_Task prompt_: Tally up how many lines in the listing below contain the string "What", and give only the total.

_Exercise materials_:

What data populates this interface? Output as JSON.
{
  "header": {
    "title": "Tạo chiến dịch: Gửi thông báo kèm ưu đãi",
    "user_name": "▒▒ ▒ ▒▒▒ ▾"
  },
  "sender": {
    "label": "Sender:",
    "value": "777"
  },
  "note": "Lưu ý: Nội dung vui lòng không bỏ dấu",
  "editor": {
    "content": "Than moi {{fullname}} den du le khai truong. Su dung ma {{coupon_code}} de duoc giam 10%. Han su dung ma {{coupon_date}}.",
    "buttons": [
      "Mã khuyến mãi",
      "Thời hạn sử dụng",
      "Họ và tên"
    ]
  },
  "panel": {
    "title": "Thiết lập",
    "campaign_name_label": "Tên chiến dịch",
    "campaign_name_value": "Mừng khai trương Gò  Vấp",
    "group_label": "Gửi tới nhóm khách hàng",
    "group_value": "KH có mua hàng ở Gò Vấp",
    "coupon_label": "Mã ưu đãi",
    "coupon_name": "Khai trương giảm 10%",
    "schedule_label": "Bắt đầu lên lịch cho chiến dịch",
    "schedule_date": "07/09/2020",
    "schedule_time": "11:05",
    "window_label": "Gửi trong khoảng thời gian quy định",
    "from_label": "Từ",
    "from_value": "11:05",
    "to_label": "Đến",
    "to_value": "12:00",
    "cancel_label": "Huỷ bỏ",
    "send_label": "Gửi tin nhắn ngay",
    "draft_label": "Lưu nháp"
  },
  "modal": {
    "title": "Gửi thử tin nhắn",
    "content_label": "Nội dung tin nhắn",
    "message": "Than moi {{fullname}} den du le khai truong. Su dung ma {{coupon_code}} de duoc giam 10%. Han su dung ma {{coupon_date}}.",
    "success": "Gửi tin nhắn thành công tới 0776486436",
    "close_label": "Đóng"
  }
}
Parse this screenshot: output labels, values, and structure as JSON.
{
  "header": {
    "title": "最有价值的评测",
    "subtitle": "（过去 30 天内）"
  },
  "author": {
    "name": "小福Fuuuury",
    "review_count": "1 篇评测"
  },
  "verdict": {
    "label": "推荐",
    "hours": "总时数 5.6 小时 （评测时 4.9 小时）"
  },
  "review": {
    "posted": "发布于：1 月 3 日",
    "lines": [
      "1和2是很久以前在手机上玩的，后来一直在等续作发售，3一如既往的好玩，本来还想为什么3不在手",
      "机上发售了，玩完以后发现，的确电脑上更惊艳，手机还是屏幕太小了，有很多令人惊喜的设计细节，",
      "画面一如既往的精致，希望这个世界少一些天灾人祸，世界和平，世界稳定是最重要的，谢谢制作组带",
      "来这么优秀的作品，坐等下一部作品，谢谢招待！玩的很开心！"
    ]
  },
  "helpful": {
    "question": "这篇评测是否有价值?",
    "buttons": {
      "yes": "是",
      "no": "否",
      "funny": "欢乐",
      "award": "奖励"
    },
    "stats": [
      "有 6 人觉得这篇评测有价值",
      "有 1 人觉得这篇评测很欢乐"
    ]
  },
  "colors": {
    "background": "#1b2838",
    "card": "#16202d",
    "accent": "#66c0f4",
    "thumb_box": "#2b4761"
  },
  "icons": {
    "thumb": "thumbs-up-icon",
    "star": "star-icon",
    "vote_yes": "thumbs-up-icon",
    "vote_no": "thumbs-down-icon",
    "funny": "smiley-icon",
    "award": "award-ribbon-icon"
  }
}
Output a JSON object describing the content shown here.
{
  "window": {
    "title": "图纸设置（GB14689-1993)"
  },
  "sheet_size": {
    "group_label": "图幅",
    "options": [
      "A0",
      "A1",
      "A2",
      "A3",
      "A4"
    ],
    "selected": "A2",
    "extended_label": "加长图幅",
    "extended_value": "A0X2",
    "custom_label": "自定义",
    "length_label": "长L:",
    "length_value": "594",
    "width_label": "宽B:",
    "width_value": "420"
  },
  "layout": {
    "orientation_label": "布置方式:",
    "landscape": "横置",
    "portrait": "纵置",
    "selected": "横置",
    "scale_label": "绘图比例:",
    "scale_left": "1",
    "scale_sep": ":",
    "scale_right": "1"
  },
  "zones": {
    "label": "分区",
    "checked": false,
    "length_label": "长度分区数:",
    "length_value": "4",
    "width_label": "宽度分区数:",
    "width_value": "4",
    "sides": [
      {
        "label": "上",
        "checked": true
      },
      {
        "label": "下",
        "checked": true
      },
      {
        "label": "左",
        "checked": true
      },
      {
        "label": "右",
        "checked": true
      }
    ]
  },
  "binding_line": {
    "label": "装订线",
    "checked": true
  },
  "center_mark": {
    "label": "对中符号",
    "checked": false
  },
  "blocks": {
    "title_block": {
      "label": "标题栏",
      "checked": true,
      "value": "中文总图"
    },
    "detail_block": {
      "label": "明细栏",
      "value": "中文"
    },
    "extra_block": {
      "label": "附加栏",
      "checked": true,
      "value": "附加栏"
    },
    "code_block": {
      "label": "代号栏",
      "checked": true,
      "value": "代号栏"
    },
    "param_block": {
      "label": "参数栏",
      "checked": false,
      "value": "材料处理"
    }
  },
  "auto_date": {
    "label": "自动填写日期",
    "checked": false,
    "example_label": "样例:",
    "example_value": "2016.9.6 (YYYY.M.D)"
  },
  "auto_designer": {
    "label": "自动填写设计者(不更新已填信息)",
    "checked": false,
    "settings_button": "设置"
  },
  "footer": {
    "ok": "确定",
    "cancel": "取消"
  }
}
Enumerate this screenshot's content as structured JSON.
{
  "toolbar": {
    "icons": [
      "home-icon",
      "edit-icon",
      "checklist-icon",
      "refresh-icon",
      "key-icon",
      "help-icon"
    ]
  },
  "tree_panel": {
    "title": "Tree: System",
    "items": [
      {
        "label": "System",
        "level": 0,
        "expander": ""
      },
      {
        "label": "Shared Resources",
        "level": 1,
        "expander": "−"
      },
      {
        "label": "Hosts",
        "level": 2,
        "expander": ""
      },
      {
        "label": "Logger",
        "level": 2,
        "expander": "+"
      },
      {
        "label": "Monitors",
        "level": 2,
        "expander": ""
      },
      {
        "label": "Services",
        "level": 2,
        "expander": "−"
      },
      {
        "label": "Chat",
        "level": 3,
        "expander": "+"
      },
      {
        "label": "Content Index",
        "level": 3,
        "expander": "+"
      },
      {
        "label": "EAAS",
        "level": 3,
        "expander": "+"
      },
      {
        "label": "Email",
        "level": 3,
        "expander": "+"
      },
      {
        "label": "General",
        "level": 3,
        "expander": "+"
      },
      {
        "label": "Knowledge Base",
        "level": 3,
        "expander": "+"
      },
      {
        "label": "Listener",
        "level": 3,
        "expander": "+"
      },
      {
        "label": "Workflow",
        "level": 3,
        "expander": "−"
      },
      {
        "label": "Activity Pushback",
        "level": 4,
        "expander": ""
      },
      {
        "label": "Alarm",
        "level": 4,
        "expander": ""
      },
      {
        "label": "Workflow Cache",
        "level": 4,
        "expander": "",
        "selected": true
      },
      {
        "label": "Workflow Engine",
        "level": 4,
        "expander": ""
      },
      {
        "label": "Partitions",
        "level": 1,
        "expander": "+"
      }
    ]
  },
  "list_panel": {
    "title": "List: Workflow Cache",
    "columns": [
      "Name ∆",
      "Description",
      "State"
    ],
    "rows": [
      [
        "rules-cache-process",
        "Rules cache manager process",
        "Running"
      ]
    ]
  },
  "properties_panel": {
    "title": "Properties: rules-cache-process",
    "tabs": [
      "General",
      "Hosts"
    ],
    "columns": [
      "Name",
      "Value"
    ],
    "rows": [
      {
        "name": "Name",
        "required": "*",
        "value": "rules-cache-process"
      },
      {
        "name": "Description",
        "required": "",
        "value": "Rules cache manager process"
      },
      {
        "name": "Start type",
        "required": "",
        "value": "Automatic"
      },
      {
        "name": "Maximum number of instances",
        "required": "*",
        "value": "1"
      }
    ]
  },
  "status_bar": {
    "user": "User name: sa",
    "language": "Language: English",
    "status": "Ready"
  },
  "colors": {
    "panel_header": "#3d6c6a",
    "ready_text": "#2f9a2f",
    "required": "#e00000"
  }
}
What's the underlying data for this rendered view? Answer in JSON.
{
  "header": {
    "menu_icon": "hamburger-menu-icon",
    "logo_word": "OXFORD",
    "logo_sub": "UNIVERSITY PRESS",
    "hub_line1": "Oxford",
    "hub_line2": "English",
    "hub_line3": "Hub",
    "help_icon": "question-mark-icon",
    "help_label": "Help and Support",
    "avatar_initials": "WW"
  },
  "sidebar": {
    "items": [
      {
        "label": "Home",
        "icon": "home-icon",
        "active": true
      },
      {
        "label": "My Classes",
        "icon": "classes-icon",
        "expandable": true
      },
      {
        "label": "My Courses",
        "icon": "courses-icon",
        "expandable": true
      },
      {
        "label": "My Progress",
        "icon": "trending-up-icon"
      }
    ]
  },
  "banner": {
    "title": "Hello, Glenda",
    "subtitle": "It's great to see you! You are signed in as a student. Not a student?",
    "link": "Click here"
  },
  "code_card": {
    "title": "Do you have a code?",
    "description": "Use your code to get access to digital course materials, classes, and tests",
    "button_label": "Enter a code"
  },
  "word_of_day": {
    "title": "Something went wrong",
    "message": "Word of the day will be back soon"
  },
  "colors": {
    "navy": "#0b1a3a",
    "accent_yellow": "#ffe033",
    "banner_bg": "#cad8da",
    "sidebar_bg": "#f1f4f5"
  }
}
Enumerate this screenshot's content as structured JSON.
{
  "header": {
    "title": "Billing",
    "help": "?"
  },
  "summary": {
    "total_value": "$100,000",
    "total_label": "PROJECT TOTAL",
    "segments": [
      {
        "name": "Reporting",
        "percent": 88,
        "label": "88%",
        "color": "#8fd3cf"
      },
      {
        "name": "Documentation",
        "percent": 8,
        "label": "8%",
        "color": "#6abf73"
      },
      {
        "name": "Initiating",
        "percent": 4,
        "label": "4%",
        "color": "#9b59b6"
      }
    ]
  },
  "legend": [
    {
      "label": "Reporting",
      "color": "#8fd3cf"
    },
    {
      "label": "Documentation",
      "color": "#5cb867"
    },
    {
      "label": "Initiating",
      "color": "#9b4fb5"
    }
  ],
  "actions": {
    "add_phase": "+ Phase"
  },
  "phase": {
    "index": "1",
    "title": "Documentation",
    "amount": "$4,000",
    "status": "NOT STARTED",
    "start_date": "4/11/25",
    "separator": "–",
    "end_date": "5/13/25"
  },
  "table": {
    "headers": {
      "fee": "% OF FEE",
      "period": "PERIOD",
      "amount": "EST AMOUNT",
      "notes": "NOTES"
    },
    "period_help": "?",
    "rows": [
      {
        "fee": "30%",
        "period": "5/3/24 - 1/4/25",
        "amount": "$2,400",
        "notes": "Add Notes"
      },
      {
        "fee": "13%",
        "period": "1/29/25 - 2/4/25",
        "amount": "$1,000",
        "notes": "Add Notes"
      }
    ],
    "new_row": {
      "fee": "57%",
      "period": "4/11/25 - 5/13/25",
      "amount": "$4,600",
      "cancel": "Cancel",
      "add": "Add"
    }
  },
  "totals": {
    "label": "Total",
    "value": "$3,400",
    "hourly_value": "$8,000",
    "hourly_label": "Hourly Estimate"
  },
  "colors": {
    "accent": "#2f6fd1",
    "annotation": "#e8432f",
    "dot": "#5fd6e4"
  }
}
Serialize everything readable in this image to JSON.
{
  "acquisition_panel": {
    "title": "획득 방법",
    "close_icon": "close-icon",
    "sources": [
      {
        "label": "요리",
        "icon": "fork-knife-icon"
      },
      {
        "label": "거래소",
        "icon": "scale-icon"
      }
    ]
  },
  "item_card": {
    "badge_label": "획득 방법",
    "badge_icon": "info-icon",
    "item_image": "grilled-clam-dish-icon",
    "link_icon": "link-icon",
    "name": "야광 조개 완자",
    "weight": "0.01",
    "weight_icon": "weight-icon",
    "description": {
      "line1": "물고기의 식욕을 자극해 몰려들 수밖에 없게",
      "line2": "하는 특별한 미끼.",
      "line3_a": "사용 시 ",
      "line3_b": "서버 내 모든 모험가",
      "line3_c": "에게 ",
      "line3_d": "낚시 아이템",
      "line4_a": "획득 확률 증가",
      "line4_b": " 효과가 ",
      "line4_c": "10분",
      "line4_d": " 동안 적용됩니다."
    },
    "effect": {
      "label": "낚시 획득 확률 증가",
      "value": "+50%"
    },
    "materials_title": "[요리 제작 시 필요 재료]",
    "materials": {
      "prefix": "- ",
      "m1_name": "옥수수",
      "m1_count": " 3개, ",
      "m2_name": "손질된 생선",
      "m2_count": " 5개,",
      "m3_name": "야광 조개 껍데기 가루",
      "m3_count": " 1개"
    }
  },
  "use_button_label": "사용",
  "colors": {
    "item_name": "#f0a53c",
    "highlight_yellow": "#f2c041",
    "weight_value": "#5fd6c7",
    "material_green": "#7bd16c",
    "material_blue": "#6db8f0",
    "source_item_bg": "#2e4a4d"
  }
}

_Task answer_: 2